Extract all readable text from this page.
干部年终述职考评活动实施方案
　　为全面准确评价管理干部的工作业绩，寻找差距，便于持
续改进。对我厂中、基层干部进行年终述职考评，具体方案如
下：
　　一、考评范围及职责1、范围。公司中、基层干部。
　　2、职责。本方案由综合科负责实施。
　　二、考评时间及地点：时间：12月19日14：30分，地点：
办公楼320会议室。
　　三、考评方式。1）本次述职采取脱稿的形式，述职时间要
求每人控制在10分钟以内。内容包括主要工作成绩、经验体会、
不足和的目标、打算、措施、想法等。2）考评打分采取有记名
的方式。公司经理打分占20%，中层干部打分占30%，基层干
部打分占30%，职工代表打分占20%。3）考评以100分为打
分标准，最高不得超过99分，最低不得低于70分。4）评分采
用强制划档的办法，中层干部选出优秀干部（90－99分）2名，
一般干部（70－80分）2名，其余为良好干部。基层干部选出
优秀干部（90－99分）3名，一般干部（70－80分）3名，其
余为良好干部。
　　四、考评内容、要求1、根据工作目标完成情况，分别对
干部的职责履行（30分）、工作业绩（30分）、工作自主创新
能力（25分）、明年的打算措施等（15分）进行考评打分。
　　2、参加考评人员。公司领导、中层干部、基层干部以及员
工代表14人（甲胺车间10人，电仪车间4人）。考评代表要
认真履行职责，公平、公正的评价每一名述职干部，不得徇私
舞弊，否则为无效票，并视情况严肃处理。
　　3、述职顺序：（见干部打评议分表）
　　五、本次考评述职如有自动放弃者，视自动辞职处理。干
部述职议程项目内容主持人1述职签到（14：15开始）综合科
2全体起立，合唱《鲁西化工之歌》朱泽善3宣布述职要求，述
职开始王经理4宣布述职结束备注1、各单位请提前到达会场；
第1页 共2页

→ **Aim**:
In the material above, find each line that contains the word "一般干部", and select it.

→ **The response**:
一般干部（70－80分）2名，其余为良好干部。基层干部选出
优秀干部（90－99分）3名，一般干部（70－80分）3名，其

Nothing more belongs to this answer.